### WORK TO BE COMPLETED
Please return every record below exactly as it stands.

DATA SHOWN below:

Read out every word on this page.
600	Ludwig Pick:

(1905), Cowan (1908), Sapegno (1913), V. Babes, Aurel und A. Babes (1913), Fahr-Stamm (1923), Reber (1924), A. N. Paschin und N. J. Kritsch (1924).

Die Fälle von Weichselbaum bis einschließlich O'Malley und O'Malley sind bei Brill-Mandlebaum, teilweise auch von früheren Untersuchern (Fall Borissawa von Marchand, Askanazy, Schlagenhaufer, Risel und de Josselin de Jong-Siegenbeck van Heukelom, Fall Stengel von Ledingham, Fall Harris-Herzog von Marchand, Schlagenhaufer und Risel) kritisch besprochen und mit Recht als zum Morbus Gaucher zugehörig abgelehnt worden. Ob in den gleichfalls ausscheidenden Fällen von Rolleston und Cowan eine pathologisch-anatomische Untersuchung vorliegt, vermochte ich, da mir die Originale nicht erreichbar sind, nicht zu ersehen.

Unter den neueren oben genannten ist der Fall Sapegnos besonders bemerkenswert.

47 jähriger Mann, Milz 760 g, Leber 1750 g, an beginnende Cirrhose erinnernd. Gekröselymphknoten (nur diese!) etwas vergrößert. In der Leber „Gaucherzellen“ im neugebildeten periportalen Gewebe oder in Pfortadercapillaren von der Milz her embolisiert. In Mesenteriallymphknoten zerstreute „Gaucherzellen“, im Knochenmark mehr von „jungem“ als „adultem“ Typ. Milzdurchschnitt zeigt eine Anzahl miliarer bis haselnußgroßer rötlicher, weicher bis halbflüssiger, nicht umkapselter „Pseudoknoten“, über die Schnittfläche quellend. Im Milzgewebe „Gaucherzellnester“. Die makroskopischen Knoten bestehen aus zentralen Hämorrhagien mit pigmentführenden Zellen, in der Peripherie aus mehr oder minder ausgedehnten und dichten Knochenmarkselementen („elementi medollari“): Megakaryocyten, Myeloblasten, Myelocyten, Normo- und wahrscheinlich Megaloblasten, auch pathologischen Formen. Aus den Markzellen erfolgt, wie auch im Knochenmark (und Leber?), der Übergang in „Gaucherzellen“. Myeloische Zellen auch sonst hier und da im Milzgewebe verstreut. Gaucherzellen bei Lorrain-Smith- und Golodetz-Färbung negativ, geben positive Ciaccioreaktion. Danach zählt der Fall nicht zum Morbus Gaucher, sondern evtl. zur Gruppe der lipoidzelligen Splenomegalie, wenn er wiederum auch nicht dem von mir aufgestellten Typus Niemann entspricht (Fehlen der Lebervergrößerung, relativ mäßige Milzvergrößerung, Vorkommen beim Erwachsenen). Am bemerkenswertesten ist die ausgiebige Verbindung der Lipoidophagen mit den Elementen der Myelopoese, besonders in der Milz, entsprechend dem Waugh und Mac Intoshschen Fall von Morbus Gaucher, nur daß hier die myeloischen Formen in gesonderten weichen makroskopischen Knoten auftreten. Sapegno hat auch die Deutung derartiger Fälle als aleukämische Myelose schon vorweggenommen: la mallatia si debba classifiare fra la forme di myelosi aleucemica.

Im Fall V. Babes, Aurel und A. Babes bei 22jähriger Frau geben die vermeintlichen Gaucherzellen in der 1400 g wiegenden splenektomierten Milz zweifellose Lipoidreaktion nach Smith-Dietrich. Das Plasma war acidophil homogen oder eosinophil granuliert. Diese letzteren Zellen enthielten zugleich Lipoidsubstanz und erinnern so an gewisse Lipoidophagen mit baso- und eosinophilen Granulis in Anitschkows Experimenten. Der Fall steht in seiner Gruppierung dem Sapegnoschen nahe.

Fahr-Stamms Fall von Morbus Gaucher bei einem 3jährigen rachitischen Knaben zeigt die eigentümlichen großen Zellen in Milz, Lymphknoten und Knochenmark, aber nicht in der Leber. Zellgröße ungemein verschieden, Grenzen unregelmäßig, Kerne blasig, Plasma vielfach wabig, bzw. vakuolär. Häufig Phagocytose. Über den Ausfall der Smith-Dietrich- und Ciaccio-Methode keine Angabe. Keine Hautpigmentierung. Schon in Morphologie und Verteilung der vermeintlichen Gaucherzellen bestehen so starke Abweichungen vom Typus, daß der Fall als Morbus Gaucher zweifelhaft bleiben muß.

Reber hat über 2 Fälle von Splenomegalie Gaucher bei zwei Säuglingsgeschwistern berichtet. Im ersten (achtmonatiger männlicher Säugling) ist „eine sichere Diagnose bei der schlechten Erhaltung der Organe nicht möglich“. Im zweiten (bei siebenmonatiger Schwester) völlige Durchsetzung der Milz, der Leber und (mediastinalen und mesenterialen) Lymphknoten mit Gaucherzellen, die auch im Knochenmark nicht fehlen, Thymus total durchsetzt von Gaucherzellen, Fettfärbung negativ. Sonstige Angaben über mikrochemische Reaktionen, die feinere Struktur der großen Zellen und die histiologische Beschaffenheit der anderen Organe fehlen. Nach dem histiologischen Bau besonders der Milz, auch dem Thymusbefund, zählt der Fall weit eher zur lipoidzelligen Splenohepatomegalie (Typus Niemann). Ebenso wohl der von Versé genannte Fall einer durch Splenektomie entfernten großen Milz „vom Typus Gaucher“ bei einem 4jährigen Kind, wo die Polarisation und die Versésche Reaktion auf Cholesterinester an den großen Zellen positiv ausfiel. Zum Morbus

End of DATA SHOWN.

### RESULT BELOW
Read out every word on this page.
600	Ludwig Pick:

(1905), Cowan (1908), Sapegno (1913), V. Babes, Aurel und A. Babes (1913), Fahr-Stamm (1923), Reber (1924), A. N. Paschin und N. J. Kritsch (1924).

Die Fälle von Weichselbaum bis einschließlich O'Malley und O'Malley sind bei Brill-Mandlebaum, teilweise auch von früheren Untersuchern (Fall Borissawa von Marchand, Askanazy, Schlagenhaufer, Risel und de Josselin de Jong-Siegenbeck van Heukelom, Fall Stengel von Ledingham, Fall Harris-Herzog von Marchand, Schlagenhaufer und Risel) kritisch besprochen und mit Recht als zum Morbus Gaucher zugehörig abgelehnt worden. Ob in den gleichfalls ausscheidenden Fällen von Rolleston und Cowan eine pathologisch-anatomische Untersuchung vorliegt, vermochte ich, da mir die Originale nicht erreichbar sind, nicht zu ersehen.

Unter den neueren oben genannten ist der Fall Sapegnos besonders bemerkenswert.

47 jähriger Mann, Milz 760 g, Leber 1750 g, an beginnende Cirrhose erinnernd. Gekröselymphknoten (nur diese!) etwas vergrößert. In der Leber „Gaucherzellen“ im neugebildeten periportalen Gewebe oder in Pfortadercapillaren von der Milz her embolisiert. In Mesenteriallymphknoten zerstreute „Gaucherzellen“, im Knochenmark mehr von „jungem“ als „adultem“ Typ. Milzdurchschnitt zeigt eine Anzahl miliarer bis haselnußgroßer rötlicher, weicher bis halbflüssiger, nicht umkapselter „Pseudoknoten“, über die Schnittfläche quellend. Im Milzgewebe „Gaucherzellnester“. Die makroskopischen Knoten bestehen aus zentralen Hämorrhagien mit pigmentführenden Zellen, in der Peripherie aus mehr oder minder ausgedehnten und dichten Knochenmarkselementen („elementi medollari“): Megakaryocyten, Myeloblasten, Myelocyten, Normo- und wahrscheinlich Megaloblasten, auch pathologischen Formen. Aus den Markzellen erfolgt, wie auch im Knochenmark (und Leber?), der Übergang in „Gaucherzellen“. Myeloische Zellen auch sonst hier und da im Milzgewebe verstreut. Gaucherzellen bei Lorrain-Smith- und Golodetz-Färbung negativ, geben positive Ciaccioreaktion. Danach zählt der Fall nicht zum Morbus Gaucher, sondern evtl. zur Gruppe der lipoidzelligen Splenomegalie, wenn er wiederum auch nicht dem von mir aufgestellten Typus Niemann entspricht (Fehlen der Lebervergrößerung, relativ mäßige Milzvergrößerung, Vorkommen beim Erwachsenen). Am bemerkenswertesten ist die ausgiebige Verbindung der Lipoidophagen mit den Elementen der Myelopoese, besonders in der Milz, entsprechend dem Waugh und Mac Intoshschen Fall von Morbus Gaucher, nur daß hier die myeloischen Formen in gesonderten weichen makroskopischen Knoten auftreten. Sapegno hat auch die Deutung derartiger Fälle als aleukämische Myelose schon vorweggenommen: la mallatia si debba classifiare fra la forme di myelosi aleucemica.

Im Fall V. Babes, Aurel und A. Babes bei 22jähriger Frau geben die vermeintlichen Gaucherzellen in der 1400 g wiegenden splenektomierten Milz zweifellose Lipoidreaktion nach Smith-Dietrich. Das Plasma war acidophil homogen oder eosinophil granuliert. Diese letzteren Zellen enthielten zugleich Lipoidsubstanz und erinnern so an gewisse Lipoidophagen mit baso- und eosinophilen Granulis in Anitschkows Experimenten. Der Fall steht in seiner Gruppierung dem Sapegnoschen nahe.

Fahr-Stamms Fall von Morbus Gaucher bei einem 3jährigen rachitischen Knaben zeigt die eigentümlichen großen Zellen in Milz, Lymphknoten und Knochenmark, aber nicht in der Leber. Zellgröße ungemein verschieden, Grenzen unregelmäßig, Kerne blasig, Plasma vielfach wabig, bzw. vakuolär. Häufig Phagocytose. Über den Ausfall der Smith-Dietrich- und Ciaccio-Methode keine Angabe. Keine Hautpigmentierung. Schon in Morphologie und Verteilung der vermeintlichen Gaucherzellen bestehen so starke Abweichungen vom Typus, daß der Fall als Morbus Gaucher zweifelhaft bleiben muß.

Reber hat über 2 Fälle von Splenomegalie Gaucher bei zwei Säuglingsgeschwistern berichtet. Im ersten (achtmonatiger männlicher Säugling) ist „eine sichere Diagnose bei der schlechten Erhaltung der Organe nicht möglich“. Im zweiten (bei siebenmonatiger Schwester) völlige Durchsetzung der Milz, der Leber und (mediastinalen und mesenterialen) Lymphknoten mit Gaucherzellen, die auch im Knochenmark nicht fehlen, Thymus total durchsetzt von Gaucherzellen, Fettfärbung negativ. Sonstige Angaben über mikrochemische Reaktionen, die feinere Struktur der großen Zellen und die histiologische Beschaffenheit der anderen Organe fehlen. Nach dem histiologischen Bau besonders der Milz, auch dem Thymusbefund, zählt der Fall weit eher zur lipoidzelligen Splenohepatomegalie (Typus Niemann). Ebenso wohl der von Versé genannte Fall einer durch Splenektomie entfernten großen Milz „vom Typus Gaucher“ bei einem 4jährigen Kind, wo die Polarisation und die Versésche Reaktion auf Cholesterinester an den großen Zellen positiv ausfiel. Zum Morbus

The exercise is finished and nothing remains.